WRITTEN REQUEST:
Check every line below for the word "image" and show those that hold it.

-- MATERIAL FOR THE TASK start --

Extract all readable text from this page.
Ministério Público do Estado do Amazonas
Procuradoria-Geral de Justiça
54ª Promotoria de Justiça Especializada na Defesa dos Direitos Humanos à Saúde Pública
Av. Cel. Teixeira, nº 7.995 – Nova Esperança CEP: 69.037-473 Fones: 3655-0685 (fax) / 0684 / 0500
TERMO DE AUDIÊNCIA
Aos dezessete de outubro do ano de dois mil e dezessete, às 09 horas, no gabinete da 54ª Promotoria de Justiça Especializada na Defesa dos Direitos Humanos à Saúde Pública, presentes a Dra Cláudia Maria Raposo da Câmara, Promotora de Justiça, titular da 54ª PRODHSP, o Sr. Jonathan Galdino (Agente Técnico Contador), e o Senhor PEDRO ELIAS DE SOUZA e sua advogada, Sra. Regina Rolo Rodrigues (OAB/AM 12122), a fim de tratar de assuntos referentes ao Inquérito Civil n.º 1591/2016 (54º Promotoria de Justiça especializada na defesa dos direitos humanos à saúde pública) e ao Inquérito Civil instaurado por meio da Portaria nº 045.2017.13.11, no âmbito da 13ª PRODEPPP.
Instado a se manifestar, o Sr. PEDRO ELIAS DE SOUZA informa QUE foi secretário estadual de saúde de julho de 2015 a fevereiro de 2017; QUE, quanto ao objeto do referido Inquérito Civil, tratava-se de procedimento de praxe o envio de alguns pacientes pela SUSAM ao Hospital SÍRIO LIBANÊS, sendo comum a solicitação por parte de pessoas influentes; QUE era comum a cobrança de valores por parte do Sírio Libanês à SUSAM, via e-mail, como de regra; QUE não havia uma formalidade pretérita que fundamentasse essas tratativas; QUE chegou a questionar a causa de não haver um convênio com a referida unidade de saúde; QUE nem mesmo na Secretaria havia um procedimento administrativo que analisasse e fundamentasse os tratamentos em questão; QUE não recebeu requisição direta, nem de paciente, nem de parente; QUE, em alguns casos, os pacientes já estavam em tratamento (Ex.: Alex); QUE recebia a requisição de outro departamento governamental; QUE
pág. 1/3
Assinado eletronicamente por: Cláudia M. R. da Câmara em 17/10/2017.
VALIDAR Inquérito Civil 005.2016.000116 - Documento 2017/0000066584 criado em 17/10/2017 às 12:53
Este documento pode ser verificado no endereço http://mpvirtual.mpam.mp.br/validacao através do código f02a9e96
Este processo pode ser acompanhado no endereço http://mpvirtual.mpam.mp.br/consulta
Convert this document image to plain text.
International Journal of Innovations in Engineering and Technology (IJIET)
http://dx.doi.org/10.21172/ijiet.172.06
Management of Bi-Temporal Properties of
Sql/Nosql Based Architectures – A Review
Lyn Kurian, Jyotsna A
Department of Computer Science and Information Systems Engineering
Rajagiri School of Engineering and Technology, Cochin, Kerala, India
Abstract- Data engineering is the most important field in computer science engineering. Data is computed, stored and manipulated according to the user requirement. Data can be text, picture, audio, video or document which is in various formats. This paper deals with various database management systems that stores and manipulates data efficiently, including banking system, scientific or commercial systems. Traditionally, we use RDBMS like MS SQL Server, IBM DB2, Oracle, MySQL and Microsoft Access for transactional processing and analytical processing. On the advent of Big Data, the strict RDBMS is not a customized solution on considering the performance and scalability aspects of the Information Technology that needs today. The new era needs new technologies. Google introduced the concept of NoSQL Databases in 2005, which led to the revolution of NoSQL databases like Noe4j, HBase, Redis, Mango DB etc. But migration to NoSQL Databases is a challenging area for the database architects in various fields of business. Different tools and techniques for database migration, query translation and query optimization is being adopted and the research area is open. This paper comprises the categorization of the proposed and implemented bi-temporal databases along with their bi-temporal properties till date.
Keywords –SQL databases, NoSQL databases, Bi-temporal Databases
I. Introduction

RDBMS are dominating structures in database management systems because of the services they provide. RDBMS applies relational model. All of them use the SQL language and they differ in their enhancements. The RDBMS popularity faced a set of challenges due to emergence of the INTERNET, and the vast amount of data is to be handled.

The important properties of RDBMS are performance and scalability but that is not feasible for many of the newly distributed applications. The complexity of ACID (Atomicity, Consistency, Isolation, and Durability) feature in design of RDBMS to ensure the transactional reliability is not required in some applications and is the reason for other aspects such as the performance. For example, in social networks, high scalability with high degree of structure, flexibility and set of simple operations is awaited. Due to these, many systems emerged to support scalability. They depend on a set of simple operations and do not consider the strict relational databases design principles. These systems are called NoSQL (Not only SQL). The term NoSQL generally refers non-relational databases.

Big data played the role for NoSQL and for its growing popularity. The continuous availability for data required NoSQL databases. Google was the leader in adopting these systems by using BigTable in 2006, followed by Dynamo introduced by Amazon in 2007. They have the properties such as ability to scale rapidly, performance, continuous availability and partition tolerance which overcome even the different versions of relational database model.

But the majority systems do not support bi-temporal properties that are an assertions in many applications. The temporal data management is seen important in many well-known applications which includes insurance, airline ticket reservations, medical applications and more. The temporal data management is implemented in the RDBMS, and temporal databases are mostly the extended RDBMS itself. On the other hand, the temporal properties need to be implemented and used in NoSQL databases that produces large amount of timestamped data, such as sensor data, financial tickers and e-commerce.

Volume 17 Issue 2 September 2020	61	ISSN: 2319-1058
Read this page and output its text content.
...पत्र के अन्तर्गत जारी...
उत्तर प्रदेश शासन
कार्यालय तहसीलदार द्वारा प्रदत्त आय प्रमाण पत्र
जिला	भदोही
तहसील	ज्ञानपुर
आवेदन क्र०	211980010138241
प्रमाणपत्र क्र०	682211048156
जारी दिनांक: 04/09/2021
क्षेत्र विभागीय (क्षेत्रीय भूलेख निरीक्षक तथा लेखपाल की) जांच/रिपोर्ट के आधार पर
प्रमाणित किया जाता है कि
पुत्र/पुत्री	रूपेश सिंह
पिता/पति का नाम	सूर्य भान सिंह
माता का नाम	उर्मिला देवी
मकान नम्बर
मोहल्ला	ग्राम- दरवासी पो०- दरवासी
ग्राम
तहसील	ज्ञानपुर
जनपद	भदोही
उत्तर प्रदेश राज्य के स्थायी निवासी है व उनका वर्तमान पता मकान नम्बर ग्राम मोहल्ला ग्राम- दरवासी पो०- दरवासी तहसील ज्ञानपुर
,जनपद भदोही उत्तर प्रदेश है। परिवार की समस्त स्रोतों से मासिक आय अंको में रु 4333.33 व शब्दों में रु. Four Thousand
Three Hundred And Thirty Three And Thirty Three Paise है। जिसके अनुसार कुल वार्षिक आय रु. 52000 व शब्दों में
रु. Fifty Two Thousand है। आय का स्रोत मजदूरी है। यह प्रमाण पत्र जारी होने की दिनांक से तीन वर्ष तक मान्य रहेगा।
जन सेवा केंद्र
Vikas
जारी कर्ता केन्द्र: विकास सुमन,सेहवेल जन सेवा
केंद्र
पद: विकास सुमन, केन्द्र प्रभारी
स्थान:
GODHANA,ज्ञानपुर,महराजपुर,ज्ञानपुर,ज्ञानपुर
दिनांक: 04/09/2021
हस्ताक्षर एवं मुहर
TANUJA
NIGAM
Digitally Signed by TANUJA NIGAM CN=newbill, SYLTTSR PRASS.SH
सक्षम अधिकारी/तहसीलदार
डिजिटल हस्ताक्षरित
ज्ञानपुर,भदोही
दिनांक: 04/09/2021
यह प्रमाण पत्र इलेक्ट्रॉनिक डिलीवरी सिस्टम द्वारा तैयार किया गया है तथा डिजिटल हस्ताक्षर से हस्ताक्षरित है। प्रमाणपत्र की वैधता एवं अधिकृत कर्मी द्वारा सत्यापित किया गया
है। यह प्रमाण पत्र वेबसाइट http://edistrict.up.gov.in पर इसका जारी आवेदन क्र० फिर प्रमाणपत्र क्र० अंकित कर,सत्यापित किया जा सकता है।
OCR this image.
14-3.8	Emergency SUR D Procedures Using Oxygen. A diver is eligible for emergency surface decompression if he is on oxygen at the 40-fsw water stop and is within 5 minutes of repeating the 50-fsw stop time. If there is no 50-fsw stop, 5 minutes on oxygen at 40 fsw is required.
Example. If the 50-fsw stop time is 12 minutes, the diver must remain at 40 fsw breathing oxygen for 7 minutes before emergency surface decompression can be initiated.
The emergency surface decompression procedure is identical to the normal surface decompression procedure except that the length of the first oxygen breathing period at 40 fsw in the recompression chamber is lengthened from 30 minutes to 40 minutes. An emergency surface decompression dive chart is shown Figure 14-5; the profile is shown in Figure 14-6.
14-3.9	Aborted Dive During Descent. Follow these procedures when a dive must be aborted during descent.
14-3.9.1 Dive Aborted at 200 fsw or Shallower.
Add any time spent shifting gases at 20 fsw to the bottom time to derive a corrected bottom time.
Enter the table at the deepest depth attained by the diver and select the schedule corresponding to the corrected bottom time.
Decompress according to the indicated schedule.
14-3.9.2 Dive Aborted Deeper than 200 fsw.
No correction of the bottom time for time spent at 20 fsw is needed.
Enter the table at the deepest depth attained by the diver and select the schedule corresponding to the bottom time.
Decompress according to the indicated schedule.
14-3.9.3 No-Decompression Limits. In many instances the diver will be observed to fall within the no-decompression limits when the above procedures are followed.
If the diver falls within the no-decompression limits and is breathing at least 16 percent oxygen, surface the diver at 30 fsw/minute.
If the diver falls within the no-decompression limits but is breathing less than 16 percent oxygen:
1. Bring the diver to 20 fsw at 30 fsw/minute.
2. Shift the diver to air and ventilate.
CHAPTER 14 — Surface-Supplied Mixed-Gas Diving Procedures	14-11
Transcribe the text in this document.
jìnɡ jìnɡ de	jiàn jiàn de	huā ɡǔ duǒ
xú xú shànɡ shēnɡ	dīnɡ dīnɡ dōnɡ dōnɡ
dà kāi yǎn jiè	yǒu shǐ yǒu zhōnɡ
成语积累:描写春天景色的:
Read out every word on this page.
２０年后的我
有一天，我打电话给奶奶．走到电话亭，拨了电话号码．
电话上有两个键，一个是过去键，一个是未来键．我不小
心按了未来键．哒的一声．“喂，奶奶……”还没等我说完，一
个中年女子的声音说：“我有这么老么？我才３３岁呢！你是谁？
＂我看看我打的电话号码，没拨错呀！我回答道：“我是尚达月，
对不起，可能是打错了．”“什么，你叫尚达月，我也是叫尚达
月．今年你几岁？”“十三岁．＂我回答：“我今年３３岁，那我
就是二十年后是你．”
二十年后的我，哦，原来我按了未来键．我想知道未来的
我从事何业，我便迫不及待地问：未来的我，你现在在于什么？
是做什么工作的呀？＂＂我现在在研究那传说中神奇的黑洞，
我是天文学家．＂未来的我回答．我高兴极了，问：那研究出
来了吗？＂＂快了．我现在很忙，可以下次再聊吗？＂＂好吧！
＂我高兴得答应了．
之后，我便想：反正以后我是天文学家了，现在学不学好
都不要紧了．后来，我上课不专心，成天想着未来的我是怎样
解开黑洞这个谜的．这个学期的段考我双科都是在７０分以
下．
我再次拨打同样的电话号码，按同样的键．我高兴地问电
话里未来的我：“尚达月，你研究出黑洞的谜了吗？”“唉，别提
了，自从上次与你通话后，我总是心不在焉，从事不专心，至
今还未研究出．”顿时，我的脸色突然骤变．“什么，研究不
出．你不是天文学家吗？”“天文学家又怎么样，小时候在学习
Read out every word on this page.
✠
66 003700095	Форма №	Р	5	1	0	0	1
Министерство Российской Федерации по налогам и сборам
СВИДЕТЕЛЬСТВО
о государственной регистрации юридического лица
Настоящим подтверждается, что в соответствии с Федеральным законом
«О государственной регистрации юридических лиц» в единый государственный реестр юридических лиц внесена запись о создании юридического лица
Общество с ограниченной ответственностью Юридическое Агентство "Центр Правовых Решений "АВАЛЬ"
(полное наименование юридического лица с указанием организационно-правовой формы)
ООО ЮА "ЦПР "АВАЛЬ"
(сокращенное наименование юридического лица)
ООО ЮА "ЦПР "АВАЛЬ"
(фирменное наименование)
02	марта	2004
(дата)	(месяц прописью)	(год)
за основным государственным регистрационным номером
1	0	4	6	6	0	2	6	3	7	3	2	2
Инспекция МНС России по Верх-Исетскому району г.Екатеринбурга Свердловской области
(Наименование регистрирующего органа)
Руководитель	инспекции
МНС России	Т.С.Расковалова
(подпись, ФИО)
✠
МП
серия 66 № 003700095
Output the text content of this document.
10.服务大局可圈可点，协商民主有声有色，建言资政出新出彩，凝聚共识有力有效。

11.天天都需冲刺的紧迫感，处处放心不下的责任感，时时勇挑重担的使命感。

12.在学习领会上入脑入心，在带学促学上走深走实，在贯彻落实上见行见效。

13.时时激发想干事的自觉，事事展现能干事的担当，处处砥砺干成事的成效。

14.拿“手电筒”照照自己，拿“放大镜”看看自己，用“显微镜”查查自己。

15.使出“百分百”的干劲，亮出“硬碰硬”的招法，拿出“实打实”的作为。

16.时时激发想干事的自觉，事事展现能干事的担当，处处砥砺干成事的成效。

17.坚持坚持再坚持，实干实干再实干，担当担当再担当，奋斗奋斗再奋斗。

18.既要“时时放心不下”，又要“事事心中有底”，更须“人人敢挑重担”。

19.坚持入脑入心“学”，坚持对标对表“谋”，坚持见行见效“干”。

-- MATERIAL FOR THE TASK end --

EXERCISE SOLUTION:
Convert this document image to plain text.
OCR this image.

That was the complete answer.